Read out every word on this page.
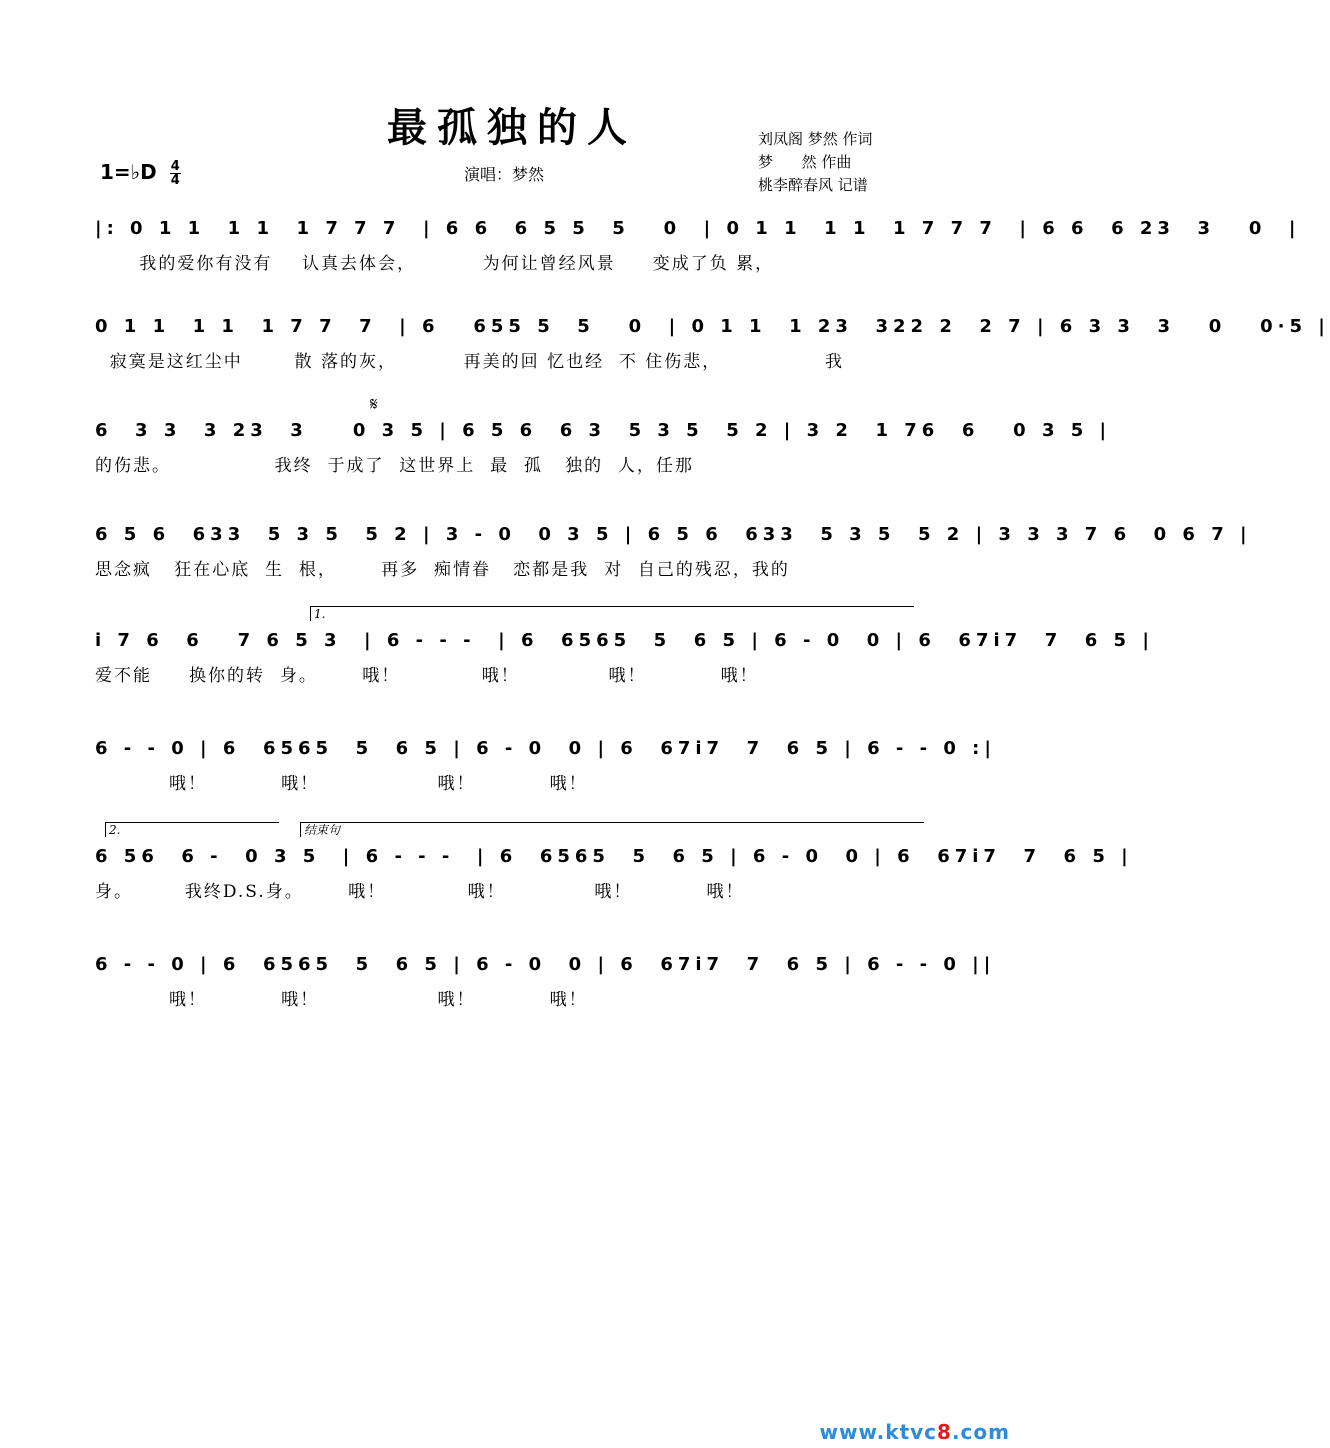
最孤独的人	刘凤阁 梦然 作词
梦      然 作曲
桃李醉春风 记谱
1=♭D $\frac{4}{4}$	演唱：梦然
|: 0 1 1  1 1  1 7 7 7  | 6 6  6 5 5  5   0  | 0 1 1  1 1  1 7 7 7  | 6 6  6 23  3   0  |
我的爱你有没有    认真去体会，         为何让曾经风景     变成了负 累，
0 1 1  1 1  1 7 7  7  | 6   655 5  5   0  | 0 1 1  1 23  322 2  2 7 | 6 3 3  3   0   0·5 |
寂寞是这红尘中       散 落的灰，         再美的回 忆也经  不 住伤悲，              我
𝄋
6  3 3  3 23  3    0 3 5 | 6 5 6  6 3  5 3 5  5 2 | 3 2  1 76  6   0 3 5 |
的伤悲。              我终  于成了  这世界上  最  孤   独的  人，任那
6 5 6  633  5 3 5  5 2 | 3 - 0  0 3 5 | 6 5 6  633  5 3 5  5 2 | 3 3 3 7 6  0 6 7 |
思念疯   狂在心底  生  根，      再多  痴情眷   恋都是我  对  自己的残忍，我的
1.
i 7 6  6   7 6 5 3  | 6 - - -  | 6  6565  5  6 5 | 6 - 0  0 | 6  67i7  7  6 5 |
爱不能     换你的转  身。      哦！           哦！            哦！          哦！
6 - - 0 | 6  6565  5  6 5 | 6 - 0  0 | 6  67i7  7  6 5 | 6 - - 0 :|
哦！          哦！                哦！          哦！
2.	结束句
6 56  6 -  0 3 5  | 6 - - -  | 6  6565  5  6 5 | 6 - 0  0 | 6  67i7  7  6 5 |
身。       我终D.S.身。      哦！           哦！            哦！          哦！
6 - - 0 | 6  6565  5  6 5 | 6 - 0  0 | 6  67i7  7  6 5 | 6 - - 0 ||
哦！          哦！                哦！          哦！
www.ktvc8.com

┄┄┄┄┄┄

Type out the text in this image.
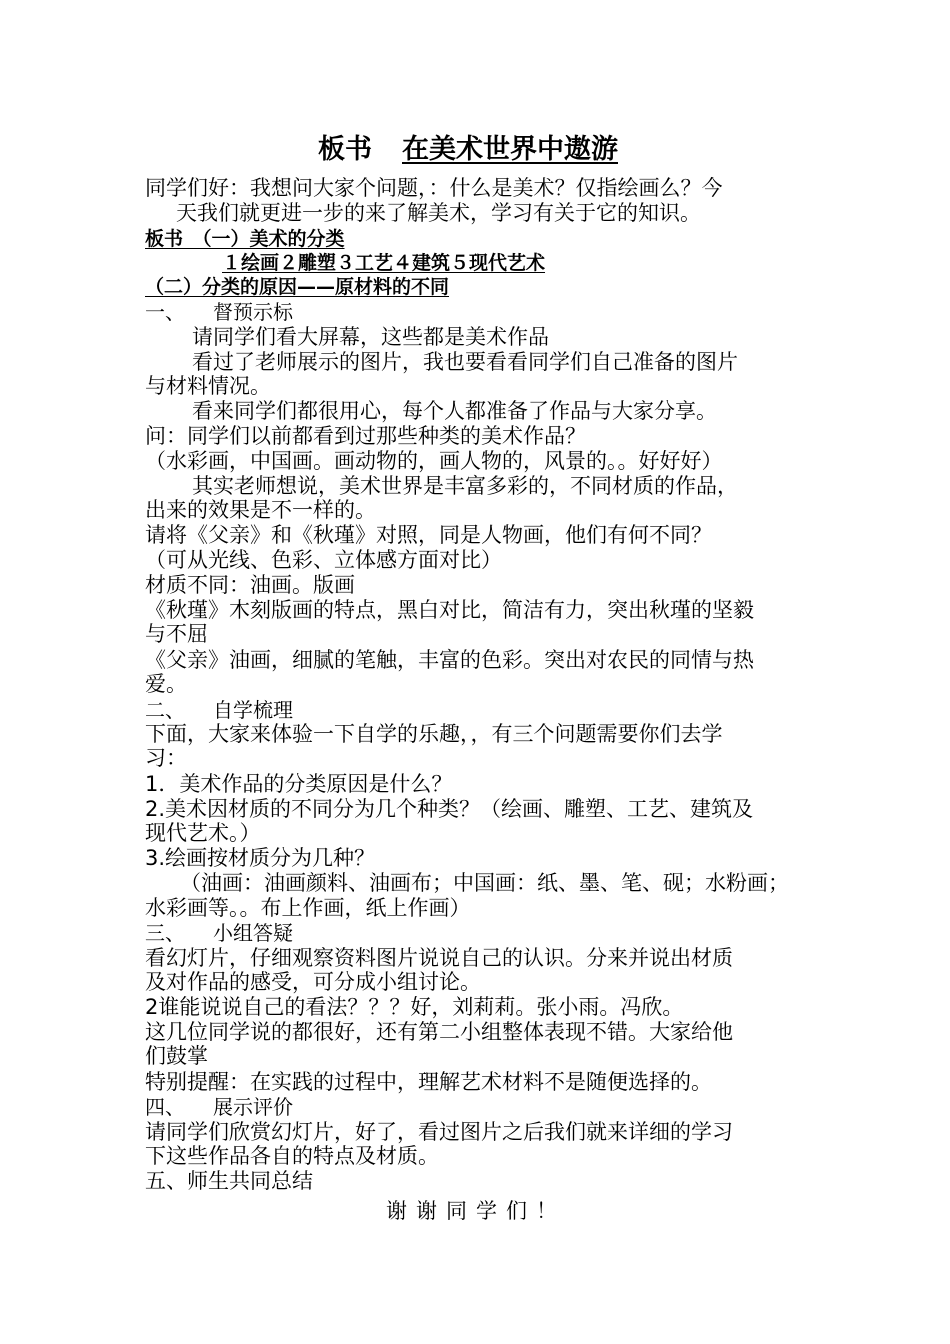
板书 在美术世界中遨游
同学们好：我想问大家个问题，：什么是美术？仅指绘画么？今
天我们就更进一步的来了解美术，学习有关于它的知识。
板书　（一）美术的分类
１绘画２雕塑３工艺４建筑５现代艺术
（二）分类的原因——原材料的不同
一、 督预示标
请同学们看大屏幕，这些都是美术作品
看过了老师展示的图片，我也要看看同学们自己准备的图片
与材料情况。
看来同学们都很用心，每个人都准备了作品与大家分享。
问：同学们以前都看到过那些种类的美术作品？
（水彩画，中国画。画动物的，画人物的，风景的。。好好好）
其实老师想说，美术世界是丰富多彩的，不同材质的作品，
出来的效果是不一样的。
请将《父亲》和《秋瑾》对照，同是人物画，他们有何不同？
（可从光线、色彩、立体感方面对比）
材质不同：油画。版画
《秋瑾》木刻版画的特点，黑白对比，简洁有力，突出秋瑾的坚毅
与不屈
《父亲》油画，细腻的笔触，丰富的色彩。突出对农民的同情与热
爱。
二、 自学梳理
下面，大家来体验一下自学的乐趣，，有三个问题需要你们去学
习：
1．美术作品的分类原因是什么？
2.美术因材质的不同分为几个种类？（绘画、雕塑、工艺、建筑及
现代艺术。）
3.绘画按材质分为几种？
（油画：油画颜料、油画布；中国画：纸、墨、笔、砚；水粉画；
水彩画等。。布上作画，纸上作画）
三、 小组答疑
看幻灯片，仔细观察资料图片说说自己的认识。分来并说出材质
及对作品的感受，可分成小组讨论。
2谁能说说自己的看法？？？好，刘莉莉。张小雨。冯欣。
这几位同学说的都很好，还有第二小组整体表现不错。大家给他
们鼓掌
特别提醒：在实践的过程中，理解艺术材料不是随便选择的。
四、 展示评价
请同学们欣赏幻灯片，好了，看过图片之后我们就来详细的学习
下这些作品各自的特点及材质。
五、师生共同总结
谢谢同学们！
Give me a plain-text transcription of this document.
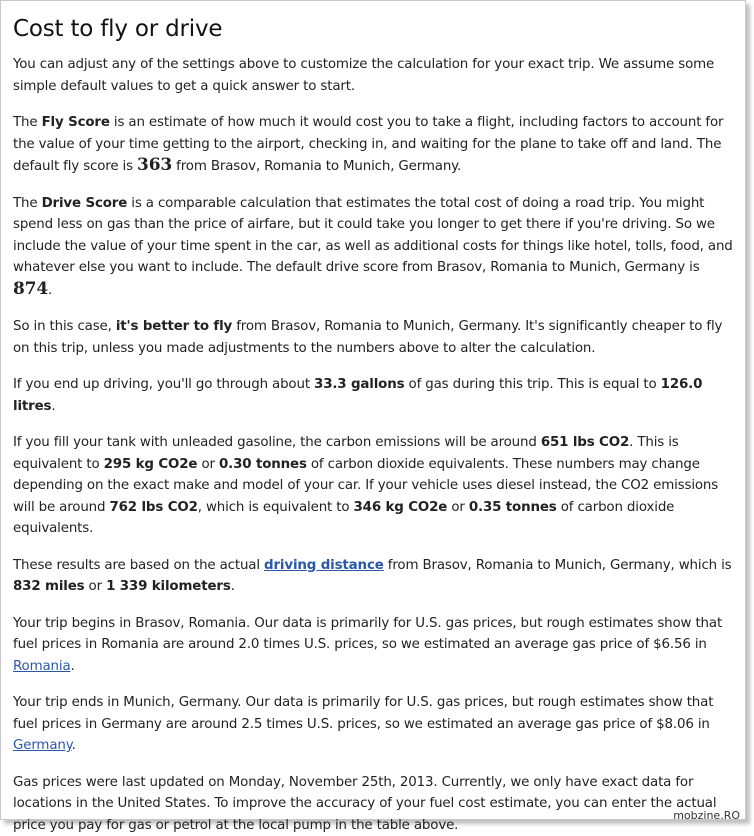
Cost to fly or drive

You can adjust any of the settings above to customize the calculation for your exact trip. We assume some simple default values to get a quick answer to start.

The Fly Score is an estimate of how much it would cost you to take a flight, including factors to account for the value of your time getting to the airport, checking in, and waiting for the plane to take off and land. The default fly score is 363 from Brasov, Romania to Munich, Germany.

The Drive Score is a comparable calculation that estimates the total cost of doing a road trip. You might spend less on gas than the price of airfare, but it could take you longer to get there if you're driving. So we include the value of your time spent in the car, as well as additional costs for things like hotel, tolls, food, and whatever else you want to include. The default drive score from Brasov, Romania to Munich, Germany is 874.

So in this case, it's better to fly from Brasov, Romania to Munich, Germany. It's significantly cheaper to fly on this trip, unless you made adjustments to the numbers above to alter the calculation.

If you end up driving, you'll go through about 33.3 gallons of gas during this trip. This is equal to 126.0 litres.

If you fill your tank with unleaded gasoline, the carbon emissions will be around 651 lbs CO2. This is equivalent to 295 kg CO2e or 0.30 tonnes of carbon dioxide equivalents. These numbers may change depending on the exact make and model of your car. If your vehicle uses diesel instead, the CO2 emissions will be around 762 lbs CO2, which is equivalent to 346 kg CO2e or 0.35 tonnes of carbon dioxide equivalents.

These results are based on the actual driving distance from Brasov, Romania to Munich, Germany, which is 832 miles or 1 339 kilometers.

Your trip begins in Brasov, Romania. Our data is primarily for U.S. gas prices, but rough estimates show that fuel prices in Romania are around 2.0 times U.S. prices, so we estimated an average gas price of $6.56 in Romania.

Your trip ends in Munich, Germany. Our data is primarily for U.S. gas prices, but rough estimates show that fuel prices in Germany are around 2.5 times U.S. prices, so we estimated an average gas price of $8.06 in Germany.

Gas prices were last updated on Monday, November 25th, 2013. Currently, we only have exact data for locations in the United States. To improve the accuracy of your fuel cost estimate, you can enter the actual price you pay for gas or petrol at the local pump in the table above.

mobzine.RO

┄┄┄┄┄┄

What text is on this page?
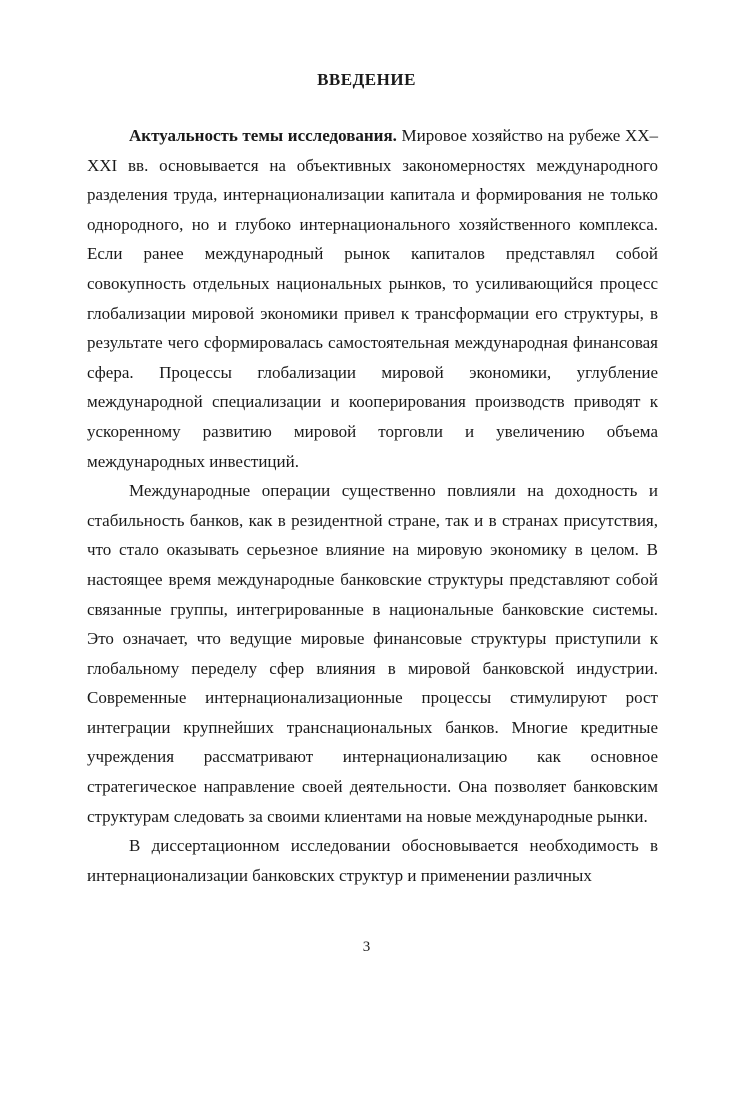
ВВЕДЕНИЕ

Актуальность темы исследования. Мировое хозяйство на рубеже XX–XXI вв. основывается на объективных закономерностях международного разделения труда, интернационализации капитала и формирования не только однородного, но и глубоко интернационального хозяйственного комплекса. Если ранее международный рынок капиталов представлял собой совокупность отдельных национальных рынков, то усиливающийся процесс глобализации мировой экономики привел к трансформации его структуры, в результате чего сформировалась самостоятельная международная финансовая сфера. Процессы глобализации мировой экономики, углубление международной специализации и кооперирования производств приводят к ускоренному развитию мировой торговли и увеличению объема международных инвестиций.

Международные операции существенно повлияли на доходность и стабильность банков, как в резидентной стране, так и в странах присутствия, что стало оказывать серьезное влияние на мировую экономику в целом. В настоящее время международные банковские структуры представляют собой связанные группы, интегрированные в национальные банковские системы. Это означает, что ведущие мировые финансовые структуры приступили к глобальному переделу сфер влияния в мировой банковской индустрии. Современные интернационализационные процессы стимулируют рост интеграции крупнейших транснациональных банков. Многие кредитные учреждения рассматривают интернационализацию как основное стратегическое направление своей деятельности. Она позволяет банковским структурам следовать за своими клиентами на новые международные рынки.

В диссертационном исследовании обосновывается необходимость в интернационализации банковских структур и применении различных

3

┄┄┄┄┄┄

## Your objective
Collect, from the material above, every line containing the word "text".

## Answer
Type out the text in this image.
Give me a plain-text transcription of this document.
What text is on this page?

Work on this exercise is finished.